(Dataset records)

● ● ●

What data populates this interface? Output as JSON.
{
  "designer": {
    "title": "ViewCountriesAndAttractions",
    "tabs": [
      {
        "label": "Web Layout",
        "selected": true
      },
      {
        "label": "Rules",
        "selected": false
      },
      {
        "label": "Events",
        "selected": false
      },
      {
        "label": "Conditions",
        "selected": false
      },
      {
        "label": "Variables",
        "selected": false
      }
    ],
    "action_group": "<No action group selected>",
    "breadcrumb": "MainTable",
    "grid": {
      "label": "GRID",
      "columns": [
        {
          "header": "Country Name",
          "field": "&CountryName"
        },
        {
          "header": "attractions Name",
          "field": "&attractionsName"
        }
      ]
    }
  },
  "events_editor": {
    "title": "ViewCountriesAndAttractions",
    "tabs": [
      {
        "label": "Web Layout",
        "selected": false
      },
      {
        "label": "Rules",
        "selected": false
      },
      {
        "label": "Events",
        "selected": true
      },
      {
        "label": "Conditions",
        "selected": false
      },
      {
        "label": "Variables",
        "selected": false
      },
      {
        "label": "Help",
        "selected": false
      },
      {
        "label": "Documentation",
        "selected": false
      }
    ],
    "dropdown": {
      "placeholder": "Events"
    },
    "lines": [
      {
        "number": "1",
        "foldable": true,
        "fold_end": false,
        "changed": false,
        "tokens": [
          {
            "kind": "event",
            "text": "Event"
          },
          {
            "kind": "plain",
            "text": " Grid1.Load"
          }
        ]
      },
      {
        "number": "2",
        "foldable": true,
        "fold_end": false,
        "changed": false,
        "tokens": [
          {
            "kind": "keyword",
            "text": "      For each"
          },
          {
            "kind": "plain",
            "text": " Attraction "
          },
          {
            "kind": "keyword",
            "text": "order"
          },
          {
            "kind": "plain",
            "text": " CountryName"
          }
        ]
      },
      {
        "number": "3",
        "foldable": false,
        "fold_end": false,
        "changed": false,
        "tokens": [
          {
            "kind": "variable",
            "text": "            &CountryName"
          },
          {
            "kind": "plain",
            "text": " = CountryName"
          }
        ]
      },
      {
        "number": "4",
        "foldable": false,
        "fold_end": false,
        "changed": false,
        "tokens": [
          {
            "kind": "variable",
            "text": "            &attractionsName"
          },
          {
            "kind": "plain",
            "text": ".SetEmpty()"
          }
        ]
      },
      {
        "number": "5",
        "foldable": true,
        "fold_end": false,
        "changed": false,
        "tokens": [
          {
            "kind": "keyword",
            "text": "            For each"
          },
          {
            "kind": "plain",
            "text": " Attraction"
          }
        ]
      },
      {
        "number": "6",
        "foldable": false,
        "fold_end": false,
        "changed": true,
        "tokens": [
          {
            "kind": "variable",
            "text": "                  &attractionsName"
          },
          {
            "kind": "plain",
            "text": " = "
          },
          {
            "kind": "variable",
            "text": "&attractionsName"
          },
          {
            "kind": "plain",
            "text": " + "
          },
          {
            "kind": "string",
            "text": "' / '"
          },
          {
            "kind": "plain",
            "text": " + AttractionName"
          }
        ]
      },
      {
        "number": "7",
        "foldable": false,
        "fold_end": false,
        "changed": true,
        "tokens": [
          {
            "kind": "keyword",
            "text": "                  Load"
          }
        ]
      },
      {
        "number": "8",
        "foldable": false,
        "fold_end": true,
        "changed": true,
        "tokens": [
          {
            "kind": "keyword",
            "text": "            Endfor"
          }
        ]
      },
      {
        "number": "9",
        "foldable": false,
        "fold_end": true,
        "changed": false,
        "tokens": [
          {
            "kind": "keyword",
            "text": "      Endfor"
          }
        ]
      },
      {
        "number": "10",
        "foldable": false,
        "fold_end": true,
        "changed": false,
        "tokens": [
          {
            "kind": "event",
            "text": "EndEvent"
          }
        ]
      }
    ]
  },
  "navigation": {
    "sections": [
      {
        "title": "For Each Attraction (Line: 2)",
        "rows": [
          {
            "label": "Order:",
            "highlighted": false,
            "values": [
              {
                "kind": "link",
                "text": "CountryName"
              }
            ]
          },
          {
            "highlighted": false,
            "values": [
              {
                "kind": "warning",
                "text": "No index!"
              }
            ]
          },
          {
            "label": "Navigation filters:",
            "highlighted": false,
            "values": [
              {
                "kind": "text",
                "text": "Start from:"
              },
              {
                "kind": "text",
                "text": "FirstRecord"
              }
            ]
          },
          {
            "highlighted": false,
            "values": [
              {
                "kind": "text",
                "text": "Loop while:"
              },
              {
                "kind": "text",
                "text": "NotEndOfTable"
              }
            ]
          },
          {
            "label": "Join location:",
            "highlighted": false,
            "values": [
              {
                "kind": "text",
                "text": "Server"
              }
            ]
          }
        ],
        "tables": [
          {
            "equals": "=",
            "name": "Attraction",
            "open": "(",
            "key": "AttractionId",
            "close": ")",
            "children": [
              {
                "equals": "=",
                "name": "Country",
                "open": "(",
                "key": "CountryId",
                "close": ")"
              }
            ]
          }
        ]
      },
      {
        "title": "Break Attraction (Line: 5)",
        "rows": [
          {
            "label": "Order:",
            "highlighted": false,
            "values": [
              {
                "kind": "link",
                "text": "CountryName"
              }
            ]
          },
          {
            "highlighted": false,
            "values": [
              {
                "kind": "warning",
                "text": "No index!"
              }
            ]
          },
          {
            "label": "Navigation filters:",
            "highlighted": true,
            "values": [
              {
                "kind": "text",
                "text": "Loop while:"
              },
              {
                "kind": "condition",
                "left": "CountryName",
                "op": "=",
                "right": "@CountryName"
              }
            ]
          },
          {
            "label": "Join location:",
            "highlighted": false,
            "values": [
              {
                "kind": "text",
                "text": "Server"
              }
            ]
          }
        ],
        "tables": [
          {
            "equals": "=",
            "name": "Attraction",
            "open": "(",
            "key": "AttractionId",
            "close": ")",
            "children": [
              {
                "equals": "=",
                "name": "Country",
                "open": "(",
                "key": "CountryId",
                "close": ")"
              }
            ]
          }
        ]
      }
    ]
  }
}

● ● ●

▸ Description of the task
Extract the complete set of records unchanged.

▸ Solution
What data populates this interface? Output as JSON.
{
  "designer": {
    "title": "ViewCountriesAndAttractions",
    "tabs": [
      {
        "label": "Web Layout",
        "selected": true
      },
      {
        "label": "Rules",
        "selected": false
      },
      {
        "label": "Events",
        "selected": false
      },
      {
        "label": "Conditions",
        "selected": false
      },
      {
        "label": "Variables",
        "selected": false
      }
    ],
    "action_group": "<No action group selected>",
    "breadcrumb": "MainTable",
    "grid": {
      "label": "GRID",
      "columns": [
        {
          "header": "Country Name",
          "field": "&CountryName"
        },
        {
          "header": "attractions Name",
          "field": "&attractionsName"
        }
      ]
    }
  },
  "events_editor": {
    "title": "ViewCountriesAndAttractions",
    "tabs": [
      {
        "label": "Web Layout",
        "selected": false
      },
      {
        "label": "Rules",
        "selected": false
      },
      {
        "label": "Events",
        "selected": true
      },
      {
        "label": "Conditions",
        "selected": false
      },
      {
        "label": "Variables",
        "selected": false
      },
      {
        "label": "Help",
        "selected": false
      },
      {
        "label": "Documentation",
        "selected": false
      }
    ],
    "dropdown": {
      "placeholder": "Events"
    },
    "lines": [
      {
        "number": "1",
        "foldable": true,
        "fold_end": false,
        "changed": false,
        "tokens": [
          {
            "kind": "event",
            "text": "Event"
          },
          {
            "kind": "plain",
            "text": " Grid1.Load"
          }
        ]
      },
      {
        "number": "2",
        "foldable": true,
        "fold_end": false,
        "changed": false,
        "tokens": [
          {
            "kind": "keyword",
            "text": "      For each"
          },
          {
            "kind": "plain",
            "text": " Attraction "
          },
          {
            "kind": "keyword",
            "text": "order"
          },
          {
            "kind": "plain",
            "text": " CountryName"
          }
        ]
      },
      {
        "number": "3",
        "foldable": false,
        "fold_end": false,
        "changed": false,
        "tokens": [
          {
            "kind": "variable",
            "text": "            &CountryName"
          },
          {
            "kind": "plain",
            "text": " = CountryName"
          }
        ]
      },
      {
        "number": "4",
        "foldable": false,
        "fold_end": false,
        "changed": false,
        "tokens": [
          {
            "kind": "variable",
            "text": "            &attractionsName"
          },
          {
            "kind": "plain",
            "text": ".SetEmpty()"
          }
        ]
      },
      {
        "number": "5",
        "foldable": true,
        "fold_end": false,
        "changed": false,
        "tokens": [
          {
            "kind": "keyword",
            "text": "            For each"
          },
          {
            "kind": "plain",
            "text": " Attraction"
          }
        ]
      },
      {
        "number": "6",
        "foldable": false,
        "fold_end": false,
        "changed": true,
        "tokens": [
          {
            "kind": "variable",
            "text": "                  &attractionsName"
          },
          {
            "kind": "plain",
            "text": " = "
          },
          {
            "kind": "variable",
            "text": "&attractionsName"
          },
          {
            "kind": "plain",
            "text": " + "
          },
          {
            "kind": "string",
            "text": "' / '"
          },
          {
            "kind": "plain",
            "text": " + AttractionName"
          }
        ]
      },
      {
        "number": "7",
        "foldable": false,
        "fold_end": false,
        "changed": true,
        "tokens": [
          {
            "kind": "keyword",
            "text": "                  Load"
          }
        ]
      },
      {
        "number": "8",
        "foldable": false,
        "fold_end": true,
        "changed": true,
        "tokens": [
          {
            "kind": "keyword",
            "text": "            Endfor"
          }
        ]
      },
      {
        "number": "9",
        "foldable": false,
        "fold_end": true,
        "changed": false,
        "tokens": [
          {
            "kind": "keyword",
            "text": "      Endfor"
          }
        ]
      },
      {
        "number": "10",
        "foldable": false,
        "fold_end": true,
        "changed": false,
        "tokens": [
          {
            "kind": "event",
            "text": "EndEvent"
          }
        ]
      }
    ]
  },
  "navigation": {
    "sections": [
      {
        "title": "For Each Attraction (Line: 2)",
        "rows": [
          {
            "label": "Order:",
            "highlighted": false,
            "values": [
              {
                "kind": "link",
                "text": "CountryName"
              }
            ]
          },
          {
            "highlighted": false,
            "values": [
              {
                "kind": "warning",
                "text": "No index!"
              }
            ]
          },
          {
            "label": "Navigation filters:",
            "highlighted": false,
            "values": [
              {
                "kind": "text",
                "text": "Start from:"
              },
              {
                "kind": "text",
                "text": "FirstRecord"
              }
            ]
          },
          {
            "highlighted": false,
            "values": [
              {
                "kind": "text",
                "text": "Loop while:"
              },
              {
                "kind": "text",
                "text": "NotEndOfTable"
              }
            ]
          },
          {
            "label": "Join location:",
            "highlighted": false,
            "values": [
              {
                "kind": "text",
                "text": "Server"
              }
            ]
          }
        ],
        "tables": [
          {
            "equals": "=",
            "name": "Attraction",
            "open": "(",
            "key": "AttractionId",
            "close": ")",
            "children": [
              {
                "equals": "=",
                "name": "Country",
                "open": "(",
                "key": "CountryId",
                "close": ")"
              }
            ]
          }
        ]
      },
      {
        "title": "Break Attraction (Line: 5)",
        "rows": [
          {
            "label": "Order:",
            "highlighted": false,
            "values": [
              {
                "kind": "link",
                "text": "CountryName"
              }
            ]
          },
          {
            "highlighted": false,
            "values": [
              {
                "kind": "warning",
                "text": "No index!"
              }
            ]
          },
          {
            "label": "Navigation filters:",
            "highlighted": true,
            "values": [
              {
                "kind": "text",
                "text": "Loop while:"
              },
              {
                "kind": "condition",
                "left": "CountryName",
                "op": "=",
                "right": "@CountryName"
              }
            ]
          },
          {
            "label": "Join location:",
            "highlighted": false,
            "values": [
              {
                "kind": "text",
                "text": "Server"
              }
            ]
          }
        ],
        "tables": [
          {
            "equals": "=",
            "name": "Attraction",
            "open": "(",
            "key": "AttractionId",
            "close": ")",
            "children": [
              {
                "equals": "=",
                "name": "Country",
                "open": "(",
                "key": "CountryId",
                "close": ")"
              }
            ]
          }
        ]
      }
    ]
  }
}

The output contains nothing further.